§ TASK DATA
______________________________
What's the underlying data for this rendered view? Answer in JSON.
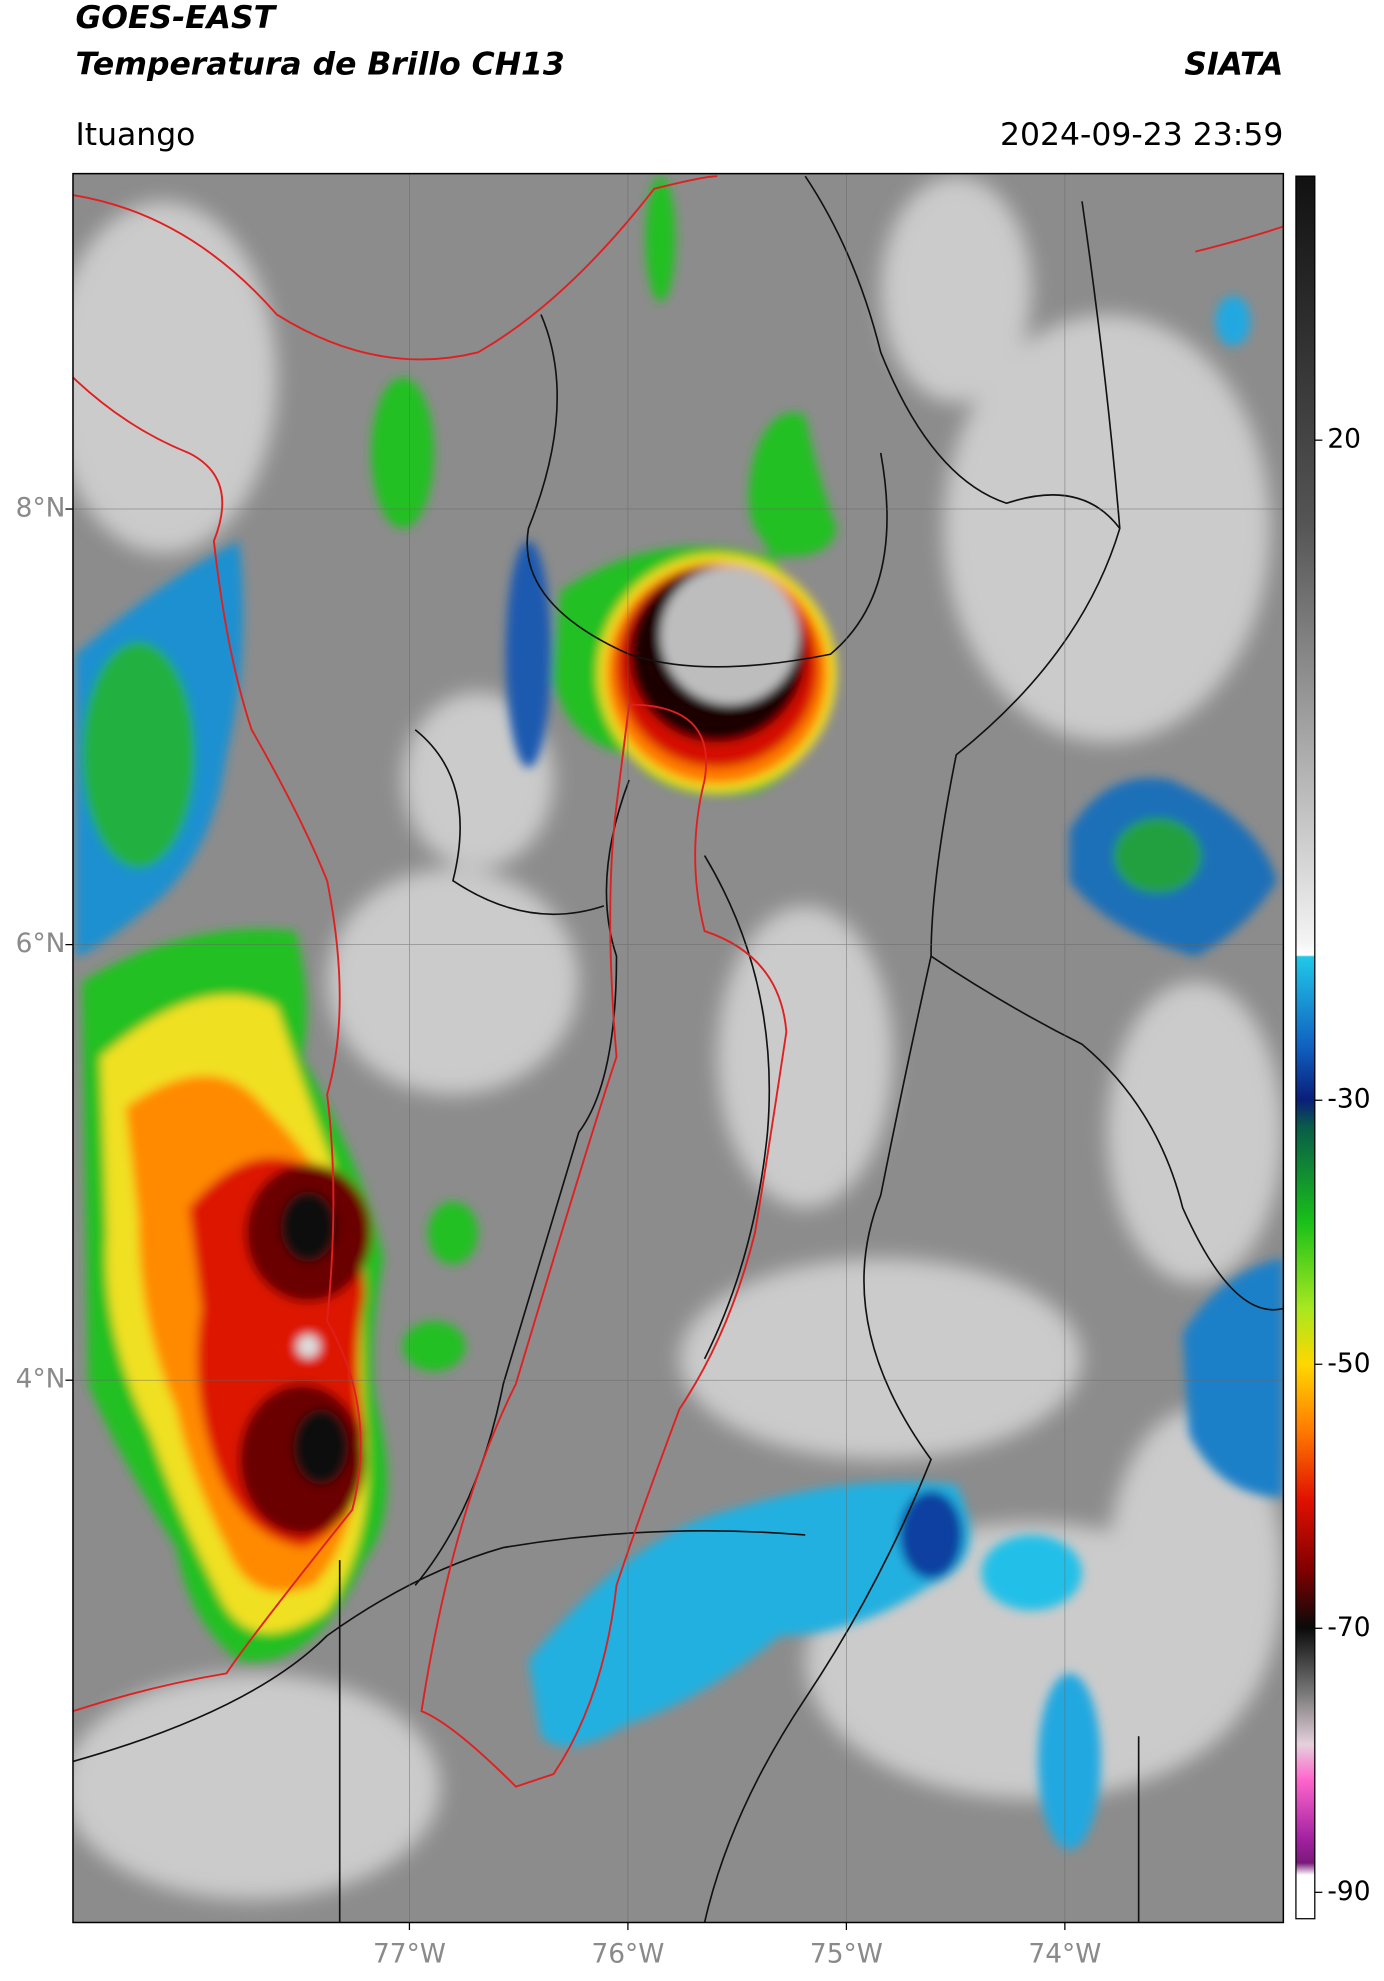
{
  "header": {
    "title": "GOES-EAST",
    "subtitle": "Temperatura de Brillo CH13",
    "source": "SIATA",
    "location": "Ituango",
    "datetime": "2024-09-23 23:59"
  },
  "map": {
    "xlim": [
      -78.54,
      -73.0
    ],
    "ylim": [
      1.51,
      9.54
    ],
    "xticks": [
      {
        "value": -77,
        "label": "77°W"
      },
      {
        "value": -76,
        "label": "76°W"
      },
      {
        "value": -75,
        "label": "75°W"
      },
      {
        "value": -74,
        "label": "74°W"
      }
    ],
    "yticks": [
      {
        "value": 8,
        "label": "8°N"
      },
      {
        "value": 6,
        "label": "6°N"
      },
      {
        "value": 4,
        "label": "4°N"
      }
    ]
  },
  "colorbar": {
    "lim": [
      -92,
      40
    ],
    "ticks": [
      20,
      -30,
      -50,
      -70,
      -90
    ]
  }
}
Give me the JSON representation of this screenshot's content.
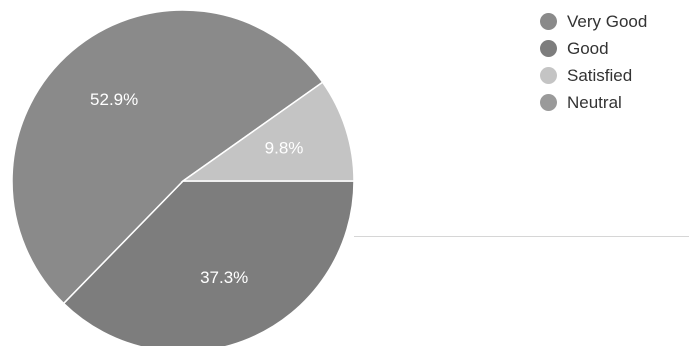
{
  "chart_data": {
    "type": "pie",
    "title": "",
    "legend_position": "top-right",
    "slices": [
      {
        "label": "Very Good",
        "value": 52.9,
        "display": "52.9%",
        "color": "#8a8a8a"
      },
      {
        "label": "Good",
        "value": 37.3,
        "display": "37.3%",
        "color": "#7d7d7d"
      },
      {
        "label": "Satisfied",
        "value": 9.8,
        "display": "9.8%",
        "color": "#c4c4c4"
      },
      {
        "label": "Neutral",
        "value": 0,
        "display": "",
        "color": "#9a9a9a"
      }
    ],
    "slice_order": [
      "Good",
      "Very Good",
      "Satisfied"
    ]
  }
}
______________________________
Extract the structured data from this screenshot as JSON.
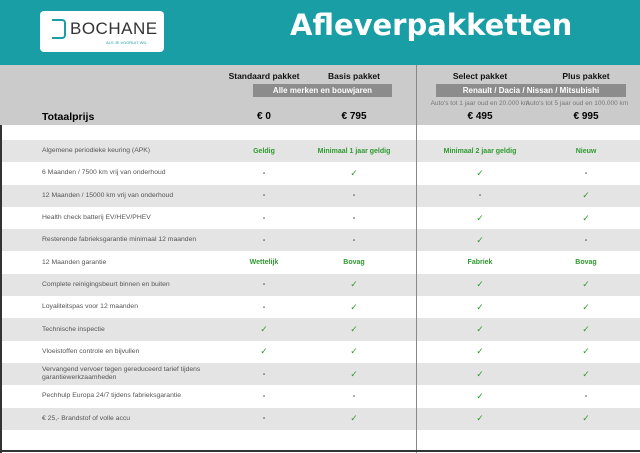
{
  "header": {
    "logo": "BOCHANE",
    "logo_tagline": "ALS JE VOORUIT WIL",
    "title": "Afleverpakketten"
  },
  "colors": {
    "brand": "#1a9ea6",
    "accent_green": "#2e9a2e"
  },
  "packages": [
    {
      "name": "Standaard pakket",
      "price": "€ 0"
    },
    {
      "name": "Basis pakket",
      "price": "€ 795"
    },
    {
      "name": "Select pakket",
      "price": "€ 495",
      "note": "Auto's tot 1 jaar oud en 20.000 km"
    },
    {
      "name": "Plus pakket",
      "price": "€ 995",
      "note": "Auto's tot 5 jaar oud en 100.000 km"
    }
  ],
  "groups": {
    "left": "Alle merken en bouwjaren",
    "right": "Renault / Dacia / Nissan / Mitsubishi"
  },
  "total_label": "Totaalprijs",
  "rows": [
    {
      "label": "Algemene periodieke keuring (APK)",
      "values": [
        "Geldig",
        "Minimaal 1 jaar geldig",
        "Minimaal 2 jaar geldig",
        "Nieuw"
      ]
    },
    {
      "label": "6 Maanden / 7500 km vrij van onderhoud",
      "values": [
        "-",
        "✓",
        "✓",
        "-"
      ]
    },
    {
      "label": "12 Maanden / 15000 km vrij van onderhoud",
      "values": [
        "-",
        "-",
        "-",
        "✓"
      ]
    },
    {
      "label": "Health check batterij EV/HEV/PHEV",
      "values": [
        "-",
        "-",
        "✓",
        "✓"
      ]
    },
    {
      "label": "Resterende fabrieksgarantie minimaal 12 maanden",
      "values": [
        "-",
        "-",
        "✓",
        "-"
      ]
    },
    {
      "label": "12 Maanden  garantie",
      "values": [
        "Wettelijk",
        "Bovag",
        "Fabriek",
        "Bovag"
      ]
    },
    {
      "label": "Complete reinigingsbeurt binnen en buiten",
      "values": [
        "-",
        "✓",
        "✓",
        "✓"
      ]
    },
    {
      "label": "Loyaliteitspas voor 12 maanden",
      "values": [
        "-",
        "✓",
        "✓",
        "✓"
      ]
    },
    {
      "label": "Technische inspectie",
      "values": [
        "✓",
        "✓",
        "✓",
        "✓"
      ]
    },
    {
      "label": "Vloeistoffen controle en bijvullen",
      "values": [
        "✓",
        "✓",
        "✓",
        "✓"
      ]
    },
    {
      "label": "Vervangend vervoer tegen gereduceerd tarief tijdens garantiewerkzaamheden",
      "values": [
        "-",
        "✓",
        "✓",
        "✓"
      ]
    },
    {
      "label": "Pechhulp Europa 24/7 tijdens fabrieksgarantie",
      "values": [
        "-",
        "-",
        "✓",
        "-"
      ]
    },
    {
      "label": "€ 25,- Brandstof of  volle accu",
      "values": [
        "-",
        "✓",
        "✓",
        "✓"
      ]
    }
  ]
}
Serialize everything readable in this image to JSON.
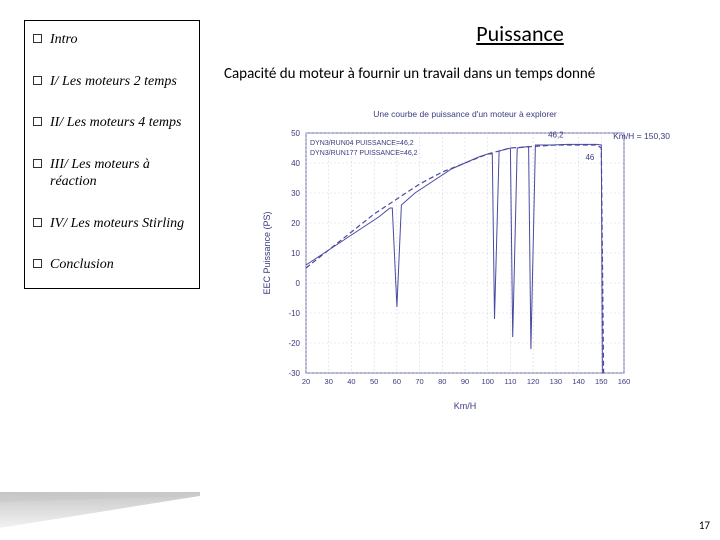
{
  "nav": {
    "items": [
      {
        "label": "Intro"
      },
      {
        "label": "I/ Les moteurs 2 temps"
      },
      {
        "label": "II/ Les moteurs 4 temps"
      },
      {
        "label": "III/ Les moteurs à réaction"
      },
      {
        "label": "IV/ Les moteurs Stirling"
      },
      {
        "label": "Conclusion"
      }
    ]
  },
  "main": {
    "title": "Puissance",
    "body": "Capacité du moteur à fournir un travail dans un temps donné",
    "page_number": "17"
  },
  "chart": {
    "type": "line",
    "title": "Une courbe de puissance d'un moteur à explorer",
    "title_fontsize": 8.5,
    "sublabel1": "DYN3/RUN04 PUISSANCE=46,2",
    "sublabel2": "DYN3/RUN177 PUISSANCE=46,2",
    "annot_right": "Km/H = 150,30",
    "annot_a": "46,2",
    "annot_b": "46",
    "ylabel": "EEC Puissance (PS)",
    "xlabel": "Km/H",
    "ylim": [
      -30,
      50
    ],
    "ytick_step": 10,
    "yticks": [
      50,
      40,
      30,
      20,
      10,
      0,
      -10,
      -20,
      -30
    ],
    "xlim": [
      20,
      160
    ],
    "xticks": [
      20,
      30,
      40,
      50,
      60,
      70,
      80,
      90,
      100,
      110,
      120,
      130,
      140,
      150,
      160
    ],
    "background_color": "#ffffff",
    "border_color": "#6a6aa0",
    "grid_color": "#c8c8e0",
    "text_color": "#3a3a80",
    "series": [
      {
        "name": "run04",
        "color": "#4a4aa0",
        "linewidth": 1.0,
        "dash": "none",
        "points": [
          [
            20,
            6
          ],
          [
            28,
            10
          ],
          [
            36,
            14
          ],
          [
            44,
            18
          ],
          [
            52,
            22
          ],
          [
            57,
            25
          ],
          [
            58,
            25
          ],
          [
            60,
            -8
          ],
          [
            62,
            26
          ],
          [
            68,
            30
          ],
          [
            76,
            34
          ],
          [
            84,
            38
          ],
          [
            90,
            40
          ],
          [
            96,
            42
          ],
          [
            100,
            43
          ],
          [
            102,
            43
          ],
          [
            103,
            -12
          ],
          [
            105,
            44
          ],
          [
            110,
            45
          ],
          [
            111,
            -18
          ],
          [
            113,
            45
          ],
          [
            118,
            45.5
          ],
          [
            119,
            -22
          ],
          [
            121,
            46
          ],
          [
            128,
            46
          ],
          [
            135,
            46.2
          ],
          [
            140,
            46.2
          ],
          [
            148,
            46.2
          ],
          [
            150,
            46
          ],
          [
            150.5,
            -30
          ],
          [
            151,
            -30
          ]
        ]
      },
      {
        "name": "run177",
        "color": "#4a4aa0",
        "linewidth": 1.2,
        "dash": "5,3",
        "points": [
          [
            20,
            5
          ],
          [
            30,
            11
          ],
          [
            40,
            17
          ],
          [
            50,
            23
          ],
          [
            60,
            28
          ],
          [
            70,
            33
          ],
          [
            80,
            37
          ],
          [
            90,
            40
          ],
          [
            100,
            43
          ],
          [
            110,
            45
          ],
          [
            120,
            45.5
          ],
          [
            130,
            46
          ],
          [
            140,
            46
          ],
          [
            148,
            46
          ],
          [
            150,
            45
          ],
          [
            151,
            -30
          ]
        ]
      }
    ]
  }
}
______________________________
§ REQUIREMENT
Where a line in the entries holds "note", copy that line.

§ TASK OUTPUT
      "note": "Auto's tot 1 jaar oud en 20.000 km"
      "note": "Auto's tot 5 jaar oud en 100.000 km"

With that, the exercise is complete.